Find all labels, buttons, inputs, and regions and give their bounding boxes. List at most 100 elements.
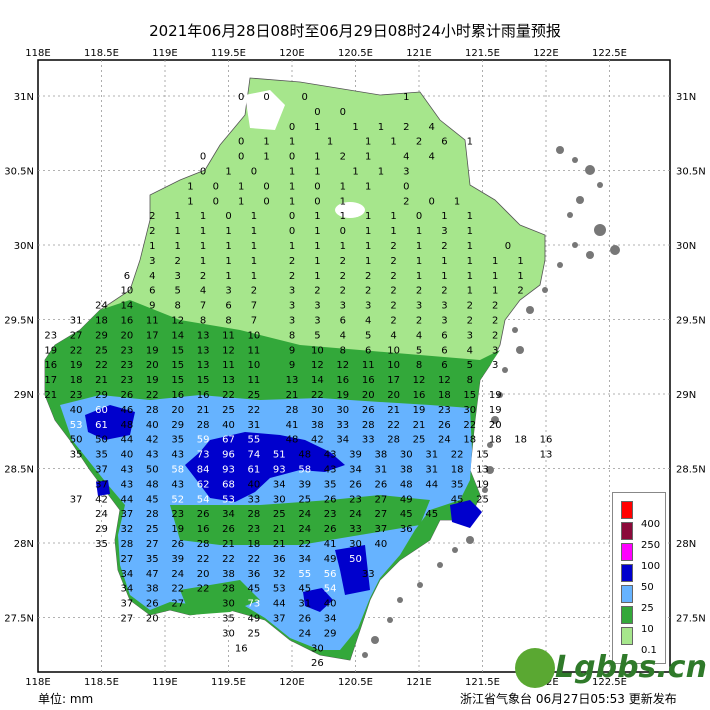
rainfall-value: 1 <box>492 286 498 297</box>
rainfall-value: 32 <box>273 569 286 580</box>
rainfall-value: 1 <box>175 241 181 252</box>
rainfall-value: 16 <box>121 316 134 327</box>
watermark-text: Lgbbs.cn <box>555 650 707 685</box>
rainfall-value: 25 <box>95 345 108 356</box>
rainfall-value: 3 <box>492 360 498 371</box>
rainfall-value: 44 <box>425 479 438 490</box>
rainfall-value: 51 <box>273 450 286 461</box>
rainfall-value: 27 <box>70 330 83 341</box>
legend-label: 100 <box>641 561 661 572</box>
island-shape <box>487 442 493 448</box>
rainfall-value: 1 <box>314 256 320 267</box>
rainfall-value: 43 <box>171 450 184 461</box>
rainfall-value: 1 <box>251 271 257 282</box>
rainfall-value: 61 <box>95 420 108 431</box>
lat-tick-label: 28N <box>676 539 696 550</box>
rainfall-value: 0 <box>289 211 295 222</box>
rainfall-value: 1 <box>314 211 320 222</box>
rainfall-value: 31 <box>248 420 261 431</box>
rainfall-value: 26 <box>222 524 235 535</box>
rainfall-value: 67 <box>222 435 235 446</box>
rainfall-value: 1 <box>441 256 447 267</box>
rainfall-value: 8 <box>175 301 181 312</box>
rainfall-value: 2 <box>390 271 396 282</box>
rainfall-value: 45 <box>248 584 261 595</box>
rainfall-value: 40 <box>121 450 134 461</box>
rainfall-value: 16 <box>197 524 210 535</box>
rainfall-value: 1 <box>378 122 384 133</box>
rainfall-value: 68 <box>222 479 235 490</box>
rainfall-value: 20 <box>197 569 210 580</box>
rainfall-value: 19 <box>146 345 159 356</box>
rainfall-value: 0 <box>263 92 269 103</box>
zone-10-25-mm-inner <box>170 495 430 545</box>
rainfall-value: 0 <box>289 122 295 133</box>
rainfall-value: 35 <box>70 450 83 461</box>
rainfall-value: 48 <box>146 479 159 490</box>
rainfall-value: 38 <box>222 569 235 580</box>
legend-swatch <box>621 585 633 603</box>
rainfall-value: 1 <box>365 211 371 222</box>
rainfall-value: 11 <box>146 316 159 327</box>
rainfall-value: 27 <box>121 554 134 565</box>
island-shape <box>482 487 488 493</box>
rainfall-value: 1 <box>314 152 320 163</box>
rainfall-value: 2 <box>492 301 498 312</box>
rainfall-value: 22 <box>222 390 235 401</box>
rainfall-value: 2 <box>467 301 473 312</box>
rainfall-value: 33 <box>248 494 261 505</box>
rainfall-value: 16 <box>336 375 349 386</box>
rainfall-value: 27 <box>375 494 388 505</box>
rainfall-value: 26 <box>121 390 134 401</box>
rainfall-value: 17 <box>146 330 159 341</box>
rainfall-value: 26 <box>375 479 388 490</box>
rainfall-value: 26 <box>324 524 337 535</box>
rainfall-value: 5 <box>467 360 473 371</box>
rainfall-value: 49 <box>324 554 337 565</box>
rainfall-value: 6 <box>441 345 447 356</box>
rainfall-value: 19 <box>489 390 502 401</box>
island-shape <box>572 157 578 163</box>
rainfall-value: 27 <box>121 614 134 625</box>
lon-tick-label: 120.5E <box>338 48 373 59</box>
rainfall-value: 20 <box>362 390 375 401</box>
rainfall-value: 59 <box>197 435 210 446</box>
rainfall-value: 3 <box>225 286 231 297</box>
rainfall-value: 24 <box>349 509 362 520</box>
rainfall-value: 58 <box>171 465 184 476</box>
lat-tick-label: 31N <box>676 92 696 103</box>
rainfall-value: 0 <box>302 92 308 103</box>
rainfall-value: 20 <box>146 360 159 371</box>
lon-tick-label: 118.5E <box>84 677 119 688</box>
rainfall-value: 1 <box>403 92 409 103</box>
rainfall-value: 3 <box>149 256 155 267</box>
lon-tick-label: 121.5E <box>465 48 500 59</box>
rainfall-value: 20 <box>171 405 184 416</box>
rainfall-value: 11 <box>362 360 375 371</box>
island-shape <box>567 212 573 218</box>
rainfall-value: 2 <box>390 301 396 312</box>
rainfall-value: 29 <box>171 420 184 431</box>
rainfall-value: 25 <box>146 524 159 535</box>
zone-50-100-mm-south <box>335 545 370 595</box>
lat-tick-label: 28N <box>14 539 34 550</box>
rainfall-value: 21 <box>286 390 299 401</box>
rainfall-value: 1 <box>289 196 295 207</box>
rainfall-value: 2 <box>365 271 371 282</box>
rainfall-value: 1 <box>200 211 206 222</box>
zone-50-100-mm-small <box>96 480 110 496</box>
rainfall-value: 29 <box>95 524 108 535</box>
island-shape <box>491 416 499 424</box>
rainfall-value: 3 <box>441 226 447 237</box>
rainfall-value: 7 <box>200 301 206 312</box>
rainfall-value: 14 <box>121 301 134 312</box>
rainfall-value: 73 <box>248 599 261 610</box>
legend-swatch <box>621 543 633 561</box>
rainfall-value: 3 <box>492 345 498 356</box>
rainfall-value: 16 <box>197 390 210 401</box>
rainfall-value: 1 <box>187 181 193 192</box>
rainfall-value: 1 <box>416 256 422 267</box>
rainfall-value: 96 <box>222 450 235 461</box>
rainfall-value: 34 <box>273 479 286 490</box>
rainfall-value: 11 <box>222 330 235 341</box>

◆ ◆ ◆ ◆

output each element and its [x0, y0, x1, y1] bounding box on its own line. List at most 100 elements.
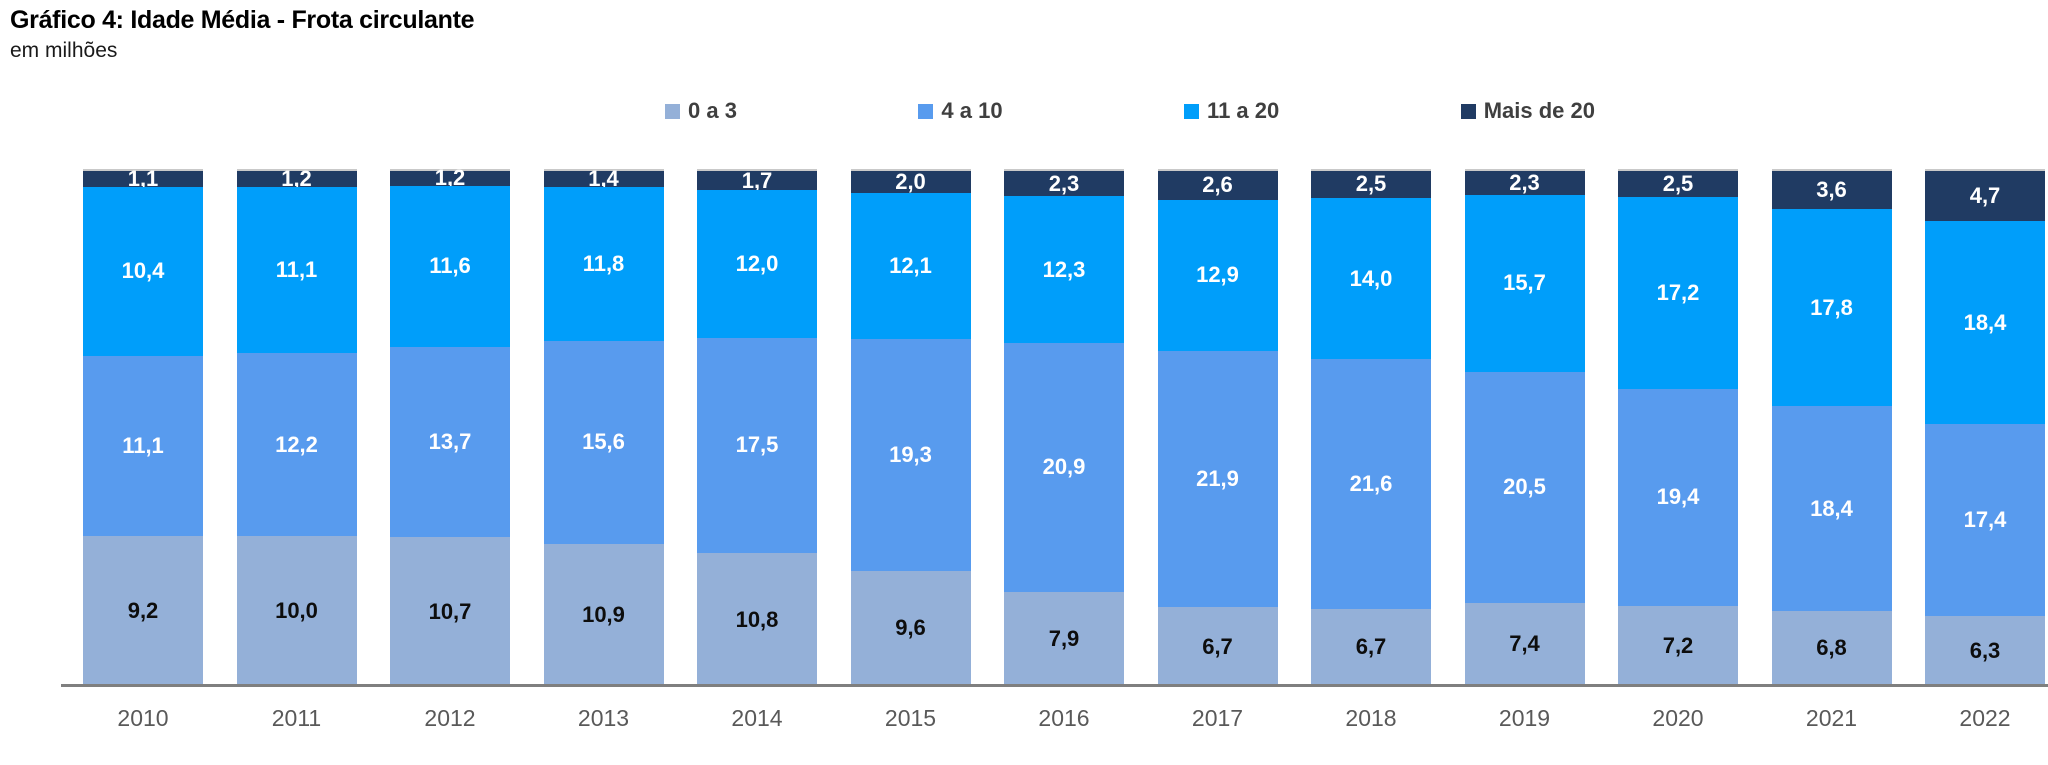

◆ ◆ ◆ ◆

» **WHAT IS NEEDED**: Copy the data from the line containing "Find all labels, buttons, inputs, and" through the line containing "rainfall-value: 16 <box>121 316 134 327</box>" word for word, with both of those lines included. Omit the picture.

» **SOLUTION FOR THIS EXERCISE**:
Find all labels, buttons, inputs, and regions and give their bounding boxes. List at most 100 elements.
rainfall-value: 1 <box>492 286 498 297</box>
rainfall-value: 32 <box>273 569 286 580</box>
rainfall-value: 1 <box>175 241 181 252</box>
rainfall-value: 16 <box>121 316 134 327</box>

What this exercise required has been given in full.